[Entries from a dataset]
***
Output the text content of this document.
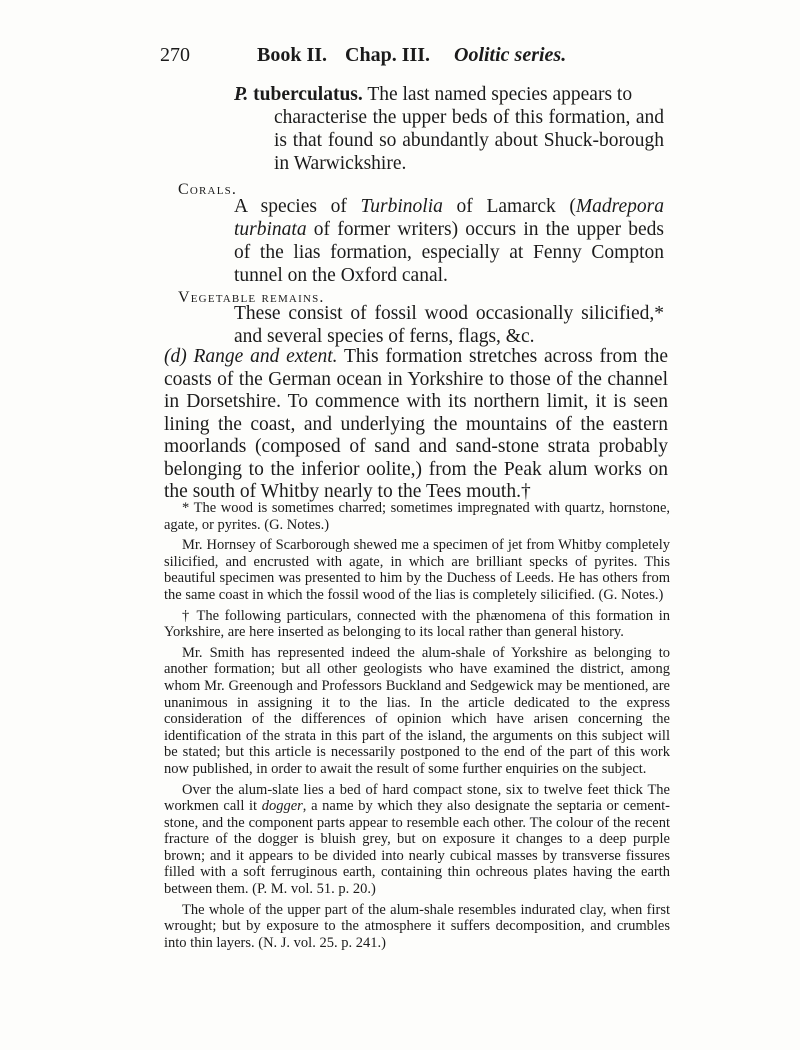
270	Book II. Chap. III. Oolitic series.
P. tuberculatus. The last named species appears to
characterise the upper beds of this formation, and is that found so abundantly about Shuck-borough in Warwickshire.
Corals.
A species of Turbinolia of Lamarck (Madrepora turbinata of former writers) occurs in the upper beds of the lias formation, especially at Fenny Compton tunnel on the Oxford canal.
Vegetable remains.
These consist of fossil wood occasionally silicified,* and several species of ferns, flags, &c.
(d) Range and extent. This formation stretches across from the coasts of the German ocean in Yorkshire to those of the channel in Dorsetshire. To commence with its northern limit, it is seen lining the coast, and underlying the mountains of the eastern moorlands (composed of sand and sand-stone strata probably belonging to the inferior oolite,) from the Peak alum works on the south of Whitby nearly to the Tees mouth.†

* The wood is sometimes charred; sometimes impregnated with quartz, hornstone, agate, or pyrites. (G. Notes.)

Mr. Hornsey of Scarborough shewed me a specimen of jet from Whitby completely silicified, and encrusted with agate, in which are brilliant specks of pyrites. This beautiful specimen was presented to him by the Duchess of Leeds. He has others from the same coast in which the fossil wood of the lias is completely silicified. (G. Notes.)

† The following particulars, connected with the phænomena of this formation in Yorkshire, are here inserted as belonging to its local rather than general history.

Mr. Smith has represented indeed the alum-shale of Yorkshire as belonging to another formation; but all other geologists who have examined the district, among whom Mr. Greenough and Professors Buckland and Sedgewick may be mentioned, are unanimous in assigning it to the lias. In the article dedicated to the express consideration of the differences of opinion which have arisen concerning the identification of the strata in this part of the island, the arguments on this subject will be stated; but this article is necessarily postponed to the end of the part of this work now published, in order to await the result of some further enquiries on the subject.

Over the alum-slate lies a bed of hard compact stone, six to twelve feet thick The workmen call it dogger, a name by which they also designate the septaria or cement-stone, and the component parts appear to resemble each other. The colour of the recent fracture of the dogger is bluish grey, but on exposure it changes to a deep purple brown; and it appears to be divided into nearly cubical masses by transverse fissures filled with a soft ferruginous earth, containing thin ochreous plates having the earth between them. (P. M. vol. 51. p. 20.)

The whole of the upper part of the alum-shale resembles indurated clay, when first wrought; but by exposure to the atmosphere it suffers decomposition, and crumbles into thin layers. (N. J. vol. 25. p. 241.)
***
◆ EXERCISE GOAL
Copy all the data exactly as written, but skip any picture.

◆ SOLUTION TO THIS EXERCISE
Output the text content of this document.
270	Book II. Chap. III. Oolitic series.
P. tuberculatus. The last named species appears to
characterise the upper beds of this formation, and is that found so abundantly about Shuck-borough in Warwickshire.
Corals.
A species of Turbinolia of Lamarck (Madrepora turbinata of former writers) occurs in the upper beds of the lias formation, especially at Fenny Compton tunnel on the Oxford canal.
Vegetable remains.
These consist of fossil wood occasionally silicified,* and several species of ferns, flags, &c.
(d) Range and extent. This formation stretches across from the coasts of the German ocean in Yorkshire to those of the channel in Dorsetshire. To commence with its northern limit, it is seen lining the coast, and underlying the mountains of the eastern moorlands (composed of sand and sand-stone strata probably belonging to the inferior oolite,) from the Peak alum works on the south of Whitby nearly to the Tees mouth.†

* The wood is sometimes charred; sometimes impregnated with quartz, hornstone, agate, or pyrites. (G. Notes.)

Mr. Hornsey of Scarborough shewed me a specimen of jet from Whitby completely silicified, and encrusted with agate, in which are brilliant specks of pyrites. This beautiful specimen was presented to him by the Duchess of Leeds. He has others from the same coast in which the fossil wood of the lias is completely silicified. (G. Notes.)

† The following particulars, connected with the phænomena of this formation in Yorkshire, are here inserted as belonging to its local rather than general history.

Mr. Smith has represented indeed the alum-shale of Yorkshire as belonging to another formation; but all other geologists who have examined the district, among whom Mr. Greenough and Professors Buckland and Sedgewick may be mentioned, are unanimous in assigning it to the lias. In the article dedicated to the express consideration of the differences of opinion which have arisen concerning the identification of the strata in this part of the island, the arguments on this subject will be stated; but this article is necessarily postponed to the end of the part of this work now published, in order to await the result of some further enquiries on the subject.

Over the alum-slate lies a bed of hard compact stone, six to twelve feet thick The workmen call it dogger, a name by which they also designate the septaria or cement-stone, and the component parts appear to resemble each other. The colour of the recent fracture of the dogger is bluish grey, but on exposure it changes to a deep purple brown; and it appears to be divided into nearly cubical masses by transverse fissures filled with a soft ferruginous earth, containing thin ochreous plates having the earth between them. (P. M. vol. 51. p. 20.)

The whole of the upper part of the alum-shale resembles indurated clay, when first wrought; but by exposure to the atmosphere it suffers decomposition, and crumbles into thin layers. (N. J. vol. 25. p. 241.)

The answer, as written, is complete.